START Extracted entries

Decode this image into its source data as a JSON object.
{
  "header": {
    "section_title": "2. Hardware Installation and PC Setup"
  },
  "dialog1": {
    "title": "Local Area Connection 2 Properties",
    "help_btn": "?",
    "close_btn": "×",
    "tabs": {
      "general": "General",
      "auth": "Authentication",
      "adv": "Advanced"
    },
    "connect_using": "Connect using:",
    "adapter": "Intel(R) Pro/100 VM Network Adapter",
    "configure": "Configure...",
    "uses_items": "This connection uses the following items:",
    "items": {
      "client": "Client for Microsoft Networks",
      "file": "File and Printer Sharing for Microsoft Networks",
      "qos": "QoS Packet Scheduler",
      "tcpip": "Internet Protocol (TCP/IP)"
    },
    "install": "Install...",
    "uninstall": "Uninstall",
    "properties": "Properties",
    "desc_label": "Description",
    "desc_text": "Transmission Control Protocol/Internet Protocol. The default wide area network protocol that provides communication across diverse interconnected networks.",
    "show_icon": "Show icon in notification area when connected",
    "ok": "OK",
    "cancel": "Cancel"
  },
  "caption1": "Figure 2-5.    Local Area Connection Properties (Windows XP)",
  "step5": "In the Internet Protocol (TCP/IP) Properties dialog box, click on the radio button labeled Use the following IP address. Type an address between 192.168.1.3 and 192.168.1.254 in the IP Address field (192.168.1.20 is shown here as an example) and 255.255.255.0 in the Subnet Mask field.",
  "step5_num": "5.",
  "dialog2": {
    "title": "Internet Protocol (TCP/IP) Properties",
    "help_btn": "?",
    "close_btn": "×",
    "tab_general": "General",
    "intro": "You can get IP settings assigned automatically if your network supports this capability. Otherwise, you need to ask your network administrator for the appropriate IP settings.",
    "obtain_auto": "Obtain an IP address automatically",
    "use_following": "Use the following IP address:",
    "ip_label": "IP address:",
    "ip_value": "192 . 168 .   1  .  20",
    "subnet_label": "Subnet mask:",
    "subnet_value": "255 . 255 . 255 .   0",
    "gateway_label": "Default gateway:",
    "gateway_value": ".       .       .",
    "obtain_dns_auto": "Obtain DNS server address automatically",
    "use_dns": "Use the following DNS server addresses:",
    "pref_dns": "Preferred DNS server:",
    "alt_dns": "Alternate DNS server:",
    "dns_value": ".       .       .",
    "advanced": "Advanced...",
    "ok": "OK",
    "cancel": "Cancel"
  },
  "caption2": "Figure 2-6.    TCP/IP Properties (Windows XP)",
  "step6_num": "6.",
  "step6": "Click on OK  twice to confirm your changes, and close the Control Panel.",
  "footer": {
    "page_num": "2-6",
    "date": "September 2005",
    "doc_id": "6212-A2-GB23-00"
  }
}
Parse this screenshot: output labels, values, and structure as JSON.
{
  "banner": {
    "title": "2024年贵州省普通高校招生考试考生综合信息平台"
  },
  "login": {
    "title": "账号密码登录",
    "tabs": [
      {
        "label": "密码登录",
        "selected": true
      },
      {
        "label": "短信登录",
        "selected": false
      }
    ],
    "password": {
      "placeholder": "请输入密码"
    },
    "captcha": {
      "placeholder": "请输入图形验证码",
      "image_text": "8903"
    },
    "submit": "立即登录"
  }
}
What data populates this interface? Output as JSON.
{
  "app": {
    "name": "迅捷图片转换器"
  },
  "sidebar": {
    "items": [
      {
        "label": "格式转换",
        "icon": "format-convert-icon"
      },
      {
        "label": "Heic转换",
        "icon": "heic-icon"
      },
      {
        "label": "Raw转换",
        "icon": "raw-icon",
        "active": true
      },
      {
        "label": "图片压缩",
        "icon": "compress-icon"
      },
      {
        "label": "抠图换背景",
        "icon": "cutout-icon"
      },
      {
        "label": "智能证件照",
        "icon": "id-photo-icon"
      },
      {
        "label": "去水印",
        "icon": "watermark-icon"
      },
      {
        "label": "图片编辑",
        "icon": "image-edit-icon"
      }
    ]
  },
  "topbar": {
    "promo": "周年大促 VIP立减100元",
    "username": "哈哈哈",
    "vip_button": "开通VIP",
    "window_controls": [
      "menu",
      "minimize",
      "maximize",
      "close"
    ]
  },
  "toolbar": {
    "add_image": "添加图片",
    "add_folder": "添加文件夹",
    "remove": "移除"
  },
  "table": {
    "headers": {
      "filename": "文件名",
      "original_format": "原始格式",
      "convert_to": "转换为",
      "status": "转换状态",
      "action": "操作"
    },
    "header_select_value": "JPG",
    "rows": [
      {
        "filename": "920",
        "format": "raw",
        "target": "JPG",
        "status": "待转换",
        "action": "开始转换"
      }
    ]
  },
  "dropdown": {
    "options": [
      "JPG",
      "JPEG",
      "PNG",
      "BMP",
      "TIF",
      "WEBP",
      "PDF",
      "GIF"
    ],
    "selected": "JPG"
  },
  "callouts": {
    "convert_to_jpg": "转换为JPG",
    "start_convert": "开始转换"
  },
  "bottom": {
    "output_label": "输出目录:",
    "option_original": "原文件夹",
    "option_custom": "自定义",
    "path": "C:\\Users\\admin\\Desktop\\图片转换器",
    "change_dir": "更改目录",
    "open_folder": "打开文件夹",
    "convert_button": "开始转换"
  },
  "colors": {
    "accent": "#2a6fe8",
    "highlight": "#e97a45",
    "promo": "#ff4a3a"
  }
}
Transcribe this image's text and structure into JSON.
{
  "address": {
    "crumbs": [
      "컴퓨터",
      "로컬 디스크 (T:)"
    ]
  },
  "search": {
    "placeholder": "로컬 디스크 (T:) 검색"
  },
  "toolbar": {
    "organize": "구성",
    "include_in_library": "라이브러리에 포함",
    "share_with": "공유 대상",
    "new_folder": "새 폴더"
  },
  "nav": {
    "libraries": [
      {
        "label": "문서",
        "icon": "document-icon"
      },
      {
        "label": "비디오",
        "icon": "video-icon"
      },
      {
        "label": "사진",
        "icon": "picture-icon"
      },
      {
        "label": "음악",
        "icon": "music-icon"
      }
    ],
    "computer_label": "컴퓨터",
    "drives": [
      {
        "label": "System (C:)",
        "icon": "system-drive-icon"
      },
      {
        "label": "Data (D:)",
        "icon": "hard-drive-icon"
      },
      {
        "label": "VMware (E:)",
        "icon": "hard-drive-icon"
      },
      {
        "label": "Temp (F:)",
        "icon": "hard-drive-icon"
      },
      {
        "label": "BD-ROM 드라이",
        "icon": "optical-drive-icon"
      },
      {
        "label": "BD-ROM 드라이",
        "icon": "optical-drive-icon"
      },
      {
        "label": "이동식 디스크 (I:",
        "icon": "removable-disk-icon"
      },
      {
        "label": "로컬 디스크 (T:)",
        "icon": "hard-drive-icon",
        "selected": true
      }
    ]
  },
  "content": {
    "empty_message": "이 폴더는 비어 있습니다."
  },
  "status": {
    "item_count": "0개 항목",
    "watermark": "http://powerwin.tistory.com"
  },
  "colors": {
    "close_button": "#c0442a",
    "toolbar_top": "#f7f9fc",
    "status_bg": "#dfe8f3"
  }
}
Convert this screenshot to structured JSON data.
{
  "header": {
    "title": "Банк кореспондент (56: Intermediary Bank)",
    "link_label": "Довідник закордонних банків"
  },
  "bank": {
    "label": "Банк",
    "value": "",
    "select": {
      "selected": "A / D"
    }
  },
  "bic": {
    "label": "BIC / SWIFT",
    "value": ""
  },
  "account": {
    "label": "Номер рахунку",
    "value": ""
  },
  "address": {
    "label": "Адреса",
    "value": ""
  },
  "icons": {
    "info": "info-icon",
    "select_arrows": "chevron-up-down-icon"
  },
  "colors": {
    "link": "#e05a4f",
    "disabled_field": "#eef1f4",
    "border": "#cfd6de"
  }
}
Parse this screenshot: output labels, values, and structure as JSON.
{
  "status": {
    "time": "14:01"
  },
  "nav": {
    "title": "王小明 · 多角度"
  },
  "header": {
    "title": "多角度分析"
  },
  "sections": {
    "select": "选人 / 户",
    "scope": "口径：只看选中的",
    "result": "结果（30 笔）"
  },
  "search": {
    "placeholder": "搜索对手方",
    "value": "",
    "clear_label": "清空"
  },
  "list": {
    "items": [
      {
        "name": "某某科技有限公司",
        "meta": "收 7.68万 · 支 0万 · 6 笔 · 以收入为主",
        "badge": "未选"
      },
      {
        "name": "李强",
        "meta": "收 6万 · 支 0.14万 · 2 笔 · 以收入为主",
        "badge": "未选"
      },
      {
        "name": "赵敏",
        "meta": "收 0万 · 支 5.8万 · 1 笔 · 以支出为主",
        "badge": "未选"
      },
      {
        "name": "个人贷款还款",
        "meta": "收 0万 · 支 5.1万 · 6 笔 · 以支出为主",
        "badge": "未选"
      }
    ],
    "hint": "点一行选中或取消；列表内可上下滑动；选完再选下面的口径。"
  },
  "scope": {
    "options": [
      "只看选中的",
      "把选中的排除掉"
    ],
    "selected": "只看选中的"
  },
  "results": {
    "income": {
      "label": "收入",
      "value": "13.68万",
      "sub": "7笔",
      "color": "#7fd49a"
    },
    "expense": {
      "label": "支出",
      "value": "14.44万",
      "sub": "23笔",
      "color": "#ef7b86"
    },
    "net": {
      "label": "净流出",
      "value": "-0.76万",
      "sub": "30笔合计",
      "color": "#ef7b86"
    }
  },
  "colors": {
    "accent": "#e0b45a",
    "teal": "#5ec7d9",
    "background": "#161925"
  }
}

END Extracted entries

> **Exercise aim**: Reproduce each line from the records that contains the word "meta".

> **Task response**:
        "meta": "收 7.68万 · 支 0万 · 6 笔 · 以收入为主",
        "meta": "收 6万 · 支 0.14万 · 2 笔 · 以收入为主",
        "meta": "收 0万 · 支 5.8万 · 1 笔 · 以支出为主",
        "meta": "收 0万 · 支 5.1万 · 6 笔 · 以支出为主",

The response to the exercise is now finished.